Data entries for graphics
= = =
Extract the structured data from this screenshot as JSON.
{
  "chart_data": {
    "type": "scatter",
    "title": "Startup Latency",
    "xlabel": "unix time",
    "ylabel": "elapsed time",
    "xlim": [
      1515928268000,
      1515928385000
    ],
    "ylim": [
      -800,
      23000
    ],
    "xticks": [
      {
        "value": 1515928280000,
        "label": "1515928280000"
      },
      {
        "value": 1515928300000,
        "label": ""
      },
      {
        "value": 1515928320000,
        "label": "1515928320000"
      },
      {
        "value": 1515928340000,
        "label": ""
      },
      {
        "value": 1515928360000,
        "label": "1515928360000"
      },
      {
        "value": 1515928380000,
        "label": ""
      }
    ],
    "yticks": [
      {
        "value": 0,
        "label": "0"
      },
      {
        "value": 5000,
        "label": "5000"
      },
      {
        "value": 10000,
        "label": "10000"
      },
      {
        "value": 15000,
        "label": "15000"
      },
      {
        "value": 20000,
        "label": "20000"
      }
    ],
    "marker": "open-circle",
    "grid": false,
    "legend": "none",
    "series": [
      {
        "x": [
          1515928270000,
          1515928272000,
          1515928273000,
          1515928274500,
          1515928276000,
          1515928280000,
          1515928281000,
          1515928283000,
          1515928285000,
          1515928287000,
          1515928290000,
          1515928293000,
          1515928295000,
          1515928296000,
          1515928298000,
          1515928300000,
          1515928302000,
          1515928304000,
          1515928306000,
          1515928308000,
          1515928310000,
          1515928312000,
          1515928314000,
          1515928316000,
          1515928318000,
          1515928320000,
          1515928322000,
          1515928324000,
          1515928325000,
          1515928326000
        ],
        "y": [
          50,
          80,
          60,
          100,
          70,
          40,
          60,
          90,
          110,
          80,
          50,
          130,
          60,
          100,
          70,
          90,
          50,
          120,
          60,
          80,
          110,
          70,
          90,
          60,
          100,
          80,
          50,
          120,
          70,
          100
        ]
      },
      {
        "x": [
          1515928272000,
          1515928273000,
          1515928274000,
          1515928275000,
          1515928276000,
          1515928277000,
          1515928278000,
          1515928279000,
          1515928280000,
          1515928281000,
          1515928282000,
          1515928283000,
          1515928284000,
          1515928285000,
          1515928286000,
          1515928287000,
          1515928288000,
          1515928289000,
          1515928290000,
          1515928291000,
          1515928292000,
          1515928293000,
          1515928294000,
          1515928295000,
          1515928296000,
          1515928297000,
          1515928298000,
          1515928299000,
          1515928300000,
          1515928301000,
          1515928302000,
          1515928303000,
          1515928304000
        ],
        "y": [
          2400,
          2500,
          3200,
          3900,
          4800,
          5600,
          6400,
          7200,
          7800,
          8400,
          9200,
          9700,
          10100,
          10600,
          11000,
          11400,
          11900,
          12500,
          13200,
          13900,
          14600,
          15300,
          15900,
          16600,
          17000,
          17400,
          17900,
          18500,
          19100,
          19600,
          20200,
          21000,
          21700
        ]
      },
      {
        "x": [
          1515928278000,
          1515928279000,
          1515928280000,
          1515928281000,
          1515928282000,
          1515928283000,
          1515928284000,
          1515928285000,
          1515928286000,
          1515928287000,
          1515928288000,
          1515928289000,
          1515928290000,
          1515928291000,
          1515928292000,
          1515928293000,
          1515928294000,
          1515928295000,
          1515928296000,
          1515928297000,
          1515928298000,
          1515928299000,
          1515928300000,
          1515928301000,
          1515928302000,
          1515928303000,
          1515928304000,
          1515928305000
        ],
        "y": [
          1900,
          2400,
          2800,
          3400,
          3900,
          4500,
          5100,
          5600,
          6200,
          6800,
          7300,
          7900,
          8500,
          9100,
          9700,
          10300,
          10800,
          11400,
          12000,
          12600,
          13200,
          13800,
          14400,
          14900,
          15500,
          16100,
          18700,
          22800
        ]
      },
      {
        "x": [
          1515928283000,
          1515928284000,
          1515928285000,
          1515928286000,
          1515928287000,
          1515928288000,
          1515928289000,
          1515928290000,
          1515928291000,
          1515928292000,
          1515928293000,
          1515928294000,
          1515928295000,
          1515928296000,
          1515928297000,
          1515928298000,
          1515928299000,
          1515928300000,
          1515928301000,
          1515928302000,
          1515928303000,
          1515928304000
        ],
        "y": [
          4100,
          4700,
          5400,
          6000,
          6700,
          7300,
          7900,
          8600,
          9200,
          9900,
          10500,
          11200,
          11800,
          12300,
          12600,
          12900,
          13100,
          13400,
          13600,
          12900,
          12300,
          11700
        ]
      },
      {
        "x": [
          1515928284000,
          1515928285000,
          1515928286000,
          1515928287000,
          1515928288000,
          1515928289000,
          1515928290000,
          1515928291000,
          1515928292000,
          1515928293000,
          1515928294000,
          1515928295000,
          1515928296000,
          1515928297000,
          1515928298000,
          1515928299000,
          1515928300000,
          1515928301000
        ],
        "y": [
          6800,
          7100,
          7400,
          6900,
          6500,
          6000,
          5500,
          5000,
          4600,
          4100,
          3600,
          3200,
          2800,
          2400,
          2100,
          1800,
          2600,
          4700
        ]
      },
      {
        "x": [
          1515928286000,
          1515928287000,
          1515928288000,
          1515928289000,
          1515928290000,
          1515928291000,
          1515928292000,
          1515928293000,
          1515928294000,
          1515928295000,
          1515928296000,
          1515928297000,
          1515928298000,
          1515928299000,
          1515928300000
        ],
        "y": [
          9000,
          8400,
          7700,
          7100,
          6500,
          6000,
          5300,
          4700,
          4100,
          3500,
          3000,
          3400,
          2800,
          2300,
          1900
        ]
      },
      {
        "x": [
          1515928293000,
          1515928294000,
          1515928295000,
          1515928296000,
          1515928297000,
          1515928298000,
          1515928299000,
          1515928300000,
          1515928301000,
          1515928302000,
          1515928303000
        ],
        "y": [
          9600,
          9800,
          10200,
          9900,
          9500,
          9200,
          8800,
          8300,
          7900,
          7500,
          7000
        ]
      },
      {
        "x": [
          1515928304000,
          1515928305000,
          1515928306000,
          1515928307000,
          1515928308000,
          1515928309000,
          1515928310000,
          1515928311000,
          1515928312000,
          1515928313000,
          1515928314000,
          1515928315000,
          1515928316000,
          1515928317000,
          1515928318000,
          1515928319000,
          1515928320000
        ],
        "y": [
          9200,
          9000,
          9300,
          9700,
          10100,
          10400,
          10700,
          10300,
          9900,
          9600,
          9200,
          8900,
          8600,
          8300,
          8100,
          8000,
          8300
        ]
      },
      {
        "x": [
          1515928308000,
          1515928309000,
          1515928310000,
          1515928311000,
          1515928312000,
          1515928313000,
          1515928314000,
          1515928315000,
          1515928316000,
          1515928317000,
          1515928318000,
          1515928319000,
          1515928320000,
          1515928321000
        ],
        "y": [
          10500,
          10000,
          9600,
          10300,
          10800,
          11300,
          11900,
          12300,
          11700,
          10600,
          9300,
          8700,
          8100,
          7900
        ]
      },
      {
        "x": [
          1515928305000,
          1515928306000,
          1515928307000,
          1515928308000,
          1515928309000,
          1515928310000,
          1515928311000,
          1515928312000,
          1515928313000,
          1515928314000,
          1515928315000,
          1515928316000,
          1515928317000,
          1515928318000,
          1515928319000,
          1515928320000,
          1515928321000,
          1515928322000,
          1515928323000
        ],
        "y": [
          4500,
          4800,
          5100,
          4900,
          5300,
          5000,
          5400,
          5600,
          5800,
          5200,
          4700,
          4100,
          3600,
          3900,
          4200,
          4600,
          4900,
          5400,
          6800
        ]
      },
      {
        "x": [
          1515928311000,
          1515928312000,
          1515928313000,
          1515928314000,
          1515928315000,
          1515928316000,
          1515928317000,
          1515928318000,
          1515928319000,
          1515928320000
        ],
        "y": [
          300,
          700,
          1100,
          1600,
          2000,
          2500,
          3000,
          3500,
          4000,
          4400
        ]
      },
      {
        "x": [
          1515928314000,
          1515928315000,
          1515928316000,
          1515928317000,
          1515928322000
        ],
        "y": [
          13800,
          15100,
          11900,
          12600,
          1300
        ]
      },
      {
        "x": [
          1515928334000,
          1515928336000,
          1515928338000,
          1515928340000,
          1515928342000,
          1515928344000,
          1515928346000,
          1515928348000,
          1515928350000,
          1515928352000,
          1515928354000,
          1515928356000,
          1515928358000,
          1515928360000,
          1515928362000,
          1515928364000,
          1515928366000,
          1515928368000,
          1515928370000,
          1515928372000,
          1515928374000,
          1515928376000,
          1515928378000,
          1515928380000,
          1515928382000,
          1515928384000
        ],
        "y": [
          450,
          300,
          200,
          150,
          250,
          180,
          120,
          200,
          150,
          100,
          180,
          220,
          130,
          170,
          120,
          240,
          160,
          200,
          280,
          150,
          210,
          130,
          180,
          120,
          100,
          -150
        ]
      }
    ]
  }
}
= = =
■ EXERCISE BRIEF ■
Search the data above for the string "time" and return every line that has it.

■ TASK OUTPUT ■
    "xlabel": "unix time",
    "ylabel": "elapsed time",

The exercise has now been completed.